§ **Written exercise**
Which lines in the material below contain the word "JSON"? Copy each of them.

Stored data:
:::::

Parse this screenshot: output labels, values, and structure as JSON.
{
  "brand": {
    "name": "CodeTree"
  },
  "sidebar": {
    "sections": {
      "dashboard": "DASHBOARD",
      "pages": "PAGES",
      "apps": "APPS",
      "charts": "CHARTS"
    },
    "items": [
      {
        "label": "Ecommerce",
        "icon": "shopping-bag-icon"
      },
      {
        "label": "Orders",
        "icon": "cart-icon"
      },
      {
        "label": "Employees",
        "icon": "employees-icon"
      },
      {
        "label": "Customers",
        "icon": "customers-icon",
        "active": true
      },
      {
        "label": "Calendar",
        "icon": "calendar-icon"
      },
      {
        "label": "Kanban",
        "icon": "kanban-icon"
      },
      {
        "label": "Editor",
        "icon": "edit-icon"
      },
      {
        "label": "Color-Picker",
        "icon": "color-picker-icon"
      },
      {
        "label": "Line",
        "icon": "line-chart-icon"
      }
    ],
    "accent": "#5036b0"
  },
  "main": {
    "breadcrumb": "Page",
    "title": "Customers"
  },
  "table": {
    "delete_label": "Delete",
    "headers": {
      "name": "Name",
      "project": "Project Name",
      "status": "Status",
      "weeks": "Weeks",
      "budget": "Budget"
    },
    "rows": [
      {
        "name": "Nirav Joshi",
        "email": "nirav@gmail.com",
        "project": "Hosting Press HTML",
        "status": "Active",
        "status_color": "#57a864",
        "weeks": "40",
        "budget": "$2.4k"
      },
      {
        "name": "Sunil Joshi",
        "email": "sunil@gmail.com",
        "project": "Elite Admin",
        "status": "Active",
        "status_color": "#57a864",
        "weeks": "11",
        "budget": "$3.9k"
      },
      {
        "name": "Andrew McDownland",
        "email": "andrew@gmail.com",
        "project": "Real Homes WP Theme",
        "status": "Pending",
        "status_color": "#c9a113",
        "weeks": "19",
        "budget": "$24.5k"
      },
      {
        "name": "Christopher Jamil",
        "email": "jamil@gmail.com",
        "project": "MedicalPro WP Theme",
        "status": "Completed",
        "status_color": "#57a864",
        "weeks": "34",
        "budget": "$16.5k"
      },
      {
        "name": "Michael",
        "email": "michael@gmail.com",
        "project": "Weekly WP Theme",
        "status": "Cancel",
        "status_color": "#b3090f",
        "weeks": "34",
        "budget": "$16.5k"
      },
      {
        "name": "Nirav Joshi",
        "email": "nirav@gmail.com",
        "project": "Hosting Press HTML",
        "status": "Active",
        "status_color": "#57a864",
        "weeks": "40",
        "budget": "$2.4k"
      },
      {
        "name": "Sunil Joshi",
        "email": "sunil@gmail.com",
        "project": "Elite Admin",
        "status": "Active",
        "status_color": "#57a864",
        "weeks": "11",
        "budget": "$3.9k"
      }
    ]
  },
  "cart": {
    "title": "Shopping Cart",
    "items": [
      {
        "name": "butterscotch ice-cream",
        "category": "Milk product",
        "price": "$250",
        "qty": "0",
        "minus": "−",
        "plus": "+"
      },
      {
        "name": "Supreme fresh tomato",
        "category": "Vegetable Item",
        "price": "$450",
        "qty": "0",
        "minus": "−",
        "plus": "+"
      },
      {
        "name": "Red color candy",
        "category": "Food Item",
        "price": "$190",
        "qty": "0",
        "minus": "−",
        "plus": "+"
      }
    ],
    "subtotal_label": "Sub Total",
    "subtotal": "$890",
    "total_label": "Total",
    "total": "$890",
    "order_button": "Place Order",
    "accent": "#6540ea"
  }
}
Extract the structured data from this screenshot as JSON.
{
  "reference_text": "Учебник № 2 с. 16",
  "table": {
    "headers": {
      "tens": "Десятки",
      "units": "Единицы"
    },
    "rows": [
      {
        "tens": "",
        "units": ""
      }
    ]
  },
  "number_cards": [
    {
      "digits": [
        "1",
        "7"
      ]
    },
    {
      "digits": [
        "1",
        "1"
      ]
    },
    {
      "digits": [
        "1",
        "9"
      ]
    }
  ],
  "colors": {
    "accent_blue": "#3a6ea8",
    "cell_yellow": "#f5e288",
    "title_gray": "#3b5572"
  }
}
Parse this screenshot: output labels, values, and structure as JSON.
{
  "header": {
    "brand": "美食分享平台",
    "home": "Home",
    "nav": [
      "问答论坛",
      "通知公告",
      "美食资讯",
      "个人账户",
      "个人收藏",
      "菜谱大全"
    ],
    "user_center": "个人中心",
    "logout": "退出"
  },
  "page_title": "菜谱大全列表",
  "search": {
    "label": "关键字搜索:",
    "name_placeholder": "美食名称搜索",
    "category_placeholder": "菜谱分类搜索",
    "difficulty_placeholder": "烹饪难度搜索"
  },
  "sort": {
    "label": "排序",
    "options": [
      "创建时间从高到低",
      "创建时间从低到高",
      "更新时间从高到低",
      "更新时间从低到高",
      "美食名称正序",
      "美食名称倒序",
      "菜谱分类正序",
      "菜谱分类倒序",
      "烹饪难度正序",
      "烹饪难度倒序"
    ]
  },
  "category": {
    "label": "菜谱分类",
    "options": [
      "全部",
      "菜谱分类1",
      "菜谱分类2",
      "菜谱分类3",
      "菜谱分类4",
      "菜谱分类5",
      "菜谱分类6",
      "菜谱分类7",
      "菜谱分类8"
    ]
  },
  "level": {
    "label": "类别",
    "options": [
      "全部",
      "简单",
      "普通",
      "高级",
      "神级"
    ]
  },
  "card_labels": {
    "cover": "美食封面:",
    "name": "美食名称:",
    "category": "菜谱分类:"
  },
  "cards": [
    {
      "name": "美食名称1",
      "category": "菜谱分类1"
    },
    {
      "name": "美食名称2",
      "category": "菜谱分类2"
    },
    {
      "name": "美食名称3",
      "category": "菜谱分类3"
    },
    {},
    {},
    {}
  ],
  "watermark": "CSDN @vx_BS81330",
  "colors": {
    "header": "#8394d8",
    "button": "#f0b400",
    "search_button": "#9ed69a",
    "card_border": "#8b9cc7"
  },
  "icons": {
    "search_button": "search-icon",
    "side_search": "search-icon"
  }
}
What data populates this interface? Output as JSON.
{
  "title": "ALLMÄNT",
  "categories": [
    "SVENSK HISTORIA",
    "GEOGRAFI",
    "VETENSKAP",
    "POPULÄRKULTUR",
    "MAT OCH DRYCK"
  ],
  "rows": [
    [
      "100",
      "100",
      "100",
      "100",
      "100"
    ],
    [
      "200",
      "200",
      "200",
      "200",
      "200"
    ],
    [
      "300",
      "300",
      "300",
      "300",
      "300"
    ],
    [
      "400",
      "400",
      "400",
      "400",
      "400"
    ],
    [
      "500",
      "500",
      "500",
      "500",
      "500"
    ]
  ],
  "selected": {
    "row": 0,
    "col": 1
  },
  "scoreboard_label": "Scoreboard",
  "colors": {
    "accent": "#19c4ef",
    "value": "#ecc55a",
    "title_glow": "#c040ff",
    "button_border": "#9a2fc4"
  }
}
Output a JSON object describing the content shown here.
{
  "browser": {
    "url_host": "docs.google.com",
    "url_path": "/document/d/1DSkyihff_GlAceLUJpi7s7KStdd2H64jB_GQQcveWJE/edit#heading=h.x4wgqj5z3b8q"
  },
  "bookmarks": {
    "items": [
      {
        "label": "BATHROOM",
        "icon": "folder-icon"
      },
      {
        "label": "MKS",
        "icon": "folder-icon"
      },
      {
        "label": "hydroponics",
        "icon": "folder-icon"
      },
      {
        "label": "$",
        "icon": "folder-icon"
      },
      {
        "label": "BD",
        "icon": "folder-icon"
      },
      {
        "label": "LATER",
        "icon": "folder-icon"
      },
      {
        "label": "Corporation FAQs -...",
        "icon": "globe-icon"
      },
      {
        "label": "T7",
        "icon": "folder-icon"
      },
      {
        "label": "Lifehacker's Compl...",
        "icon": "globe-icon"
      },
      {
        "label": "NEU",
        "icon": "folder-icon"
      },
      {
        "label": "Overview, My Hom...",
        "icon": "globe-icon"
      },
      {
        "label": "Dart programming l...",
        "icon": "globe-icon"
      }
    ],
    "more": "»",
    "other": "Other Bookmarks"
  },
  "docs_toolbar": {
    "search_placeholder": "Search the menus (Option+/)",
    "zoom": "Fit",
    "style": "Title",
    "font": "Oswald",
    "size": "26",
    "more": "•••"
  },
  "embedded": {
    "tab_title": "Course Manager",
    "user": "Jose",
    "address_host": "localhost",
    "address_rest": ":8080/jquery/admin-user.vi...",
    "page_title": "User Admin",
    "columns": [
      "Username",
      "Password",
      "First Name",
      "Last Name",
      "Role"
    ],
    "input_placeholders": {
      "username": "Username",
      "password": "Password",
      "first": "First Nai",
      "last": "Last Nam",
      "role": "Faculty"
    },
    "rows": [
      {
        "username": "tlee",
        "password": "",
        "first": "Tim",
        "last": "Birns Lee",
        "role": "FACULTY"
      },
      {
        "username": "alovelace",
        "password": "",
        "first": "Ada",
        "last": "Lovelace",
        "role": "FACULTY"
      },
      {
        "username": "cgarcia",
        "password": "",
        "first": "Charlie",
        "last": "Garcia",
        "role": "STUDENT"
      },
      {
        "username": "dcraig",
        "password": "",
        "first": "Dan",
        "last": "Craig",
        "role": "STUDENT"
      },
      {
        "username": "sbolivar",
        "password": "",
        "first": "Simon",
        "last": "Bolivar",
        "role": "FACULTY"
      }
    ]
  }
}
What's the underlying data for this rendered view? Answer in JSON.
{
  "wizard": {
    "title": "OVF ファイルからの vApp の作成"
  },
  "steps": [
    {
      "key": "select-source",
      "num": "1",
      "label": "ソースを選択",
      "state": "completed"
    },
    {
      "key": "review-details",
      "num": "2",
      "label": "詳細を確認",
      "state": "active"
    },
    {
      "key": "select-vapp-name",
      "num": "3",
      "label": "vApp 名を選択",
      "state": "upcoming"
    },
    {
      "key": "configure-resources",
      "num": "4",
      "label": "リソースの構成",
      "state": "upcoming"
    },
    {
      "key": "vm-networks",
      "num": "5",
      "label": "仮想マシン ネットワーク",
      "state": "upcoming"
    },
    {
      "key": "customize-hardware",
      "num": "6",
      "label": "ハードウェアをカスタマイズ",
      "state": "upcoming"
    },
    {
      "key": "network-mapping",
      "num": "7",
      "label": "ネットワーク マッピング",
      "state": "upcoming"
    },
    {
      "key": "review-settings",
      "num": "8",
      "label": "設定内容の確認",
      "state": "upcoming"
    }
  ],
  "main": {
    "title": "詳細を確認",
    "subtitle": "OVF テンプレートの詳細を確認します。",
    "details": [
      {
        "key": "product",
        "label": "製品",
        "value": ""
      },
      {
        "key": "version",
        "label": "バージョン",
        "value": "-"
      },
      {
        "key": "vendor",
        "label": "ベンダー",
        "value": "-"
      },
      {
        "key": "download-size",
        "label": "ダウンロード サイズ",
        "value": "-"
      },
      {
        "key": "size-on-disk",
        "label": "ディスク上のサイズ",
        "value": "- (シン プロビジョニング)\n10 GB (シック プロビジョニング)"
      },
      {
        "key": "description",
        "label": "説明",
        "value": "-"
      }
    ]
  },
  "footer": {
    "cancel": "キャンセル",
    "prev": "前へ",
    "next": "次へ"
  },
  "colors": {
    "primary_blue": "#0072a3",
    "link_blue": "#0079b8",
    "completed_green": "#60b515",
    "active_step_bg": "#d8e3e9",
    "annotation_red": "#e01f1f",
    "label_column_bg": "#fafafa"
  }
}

:::::

§ **Expected answer**
Parse this screenshot: output labels, values, and structure as JSON.
Extract the structured data from this screenshot as JSON.
Parse this screenshot: output labels, values, and structure as JSON.
What data populates this interface? Output as JSON.
Output a JSON object describing the content shown here.
What's the underlying data for this rendered view? Answer in JSON.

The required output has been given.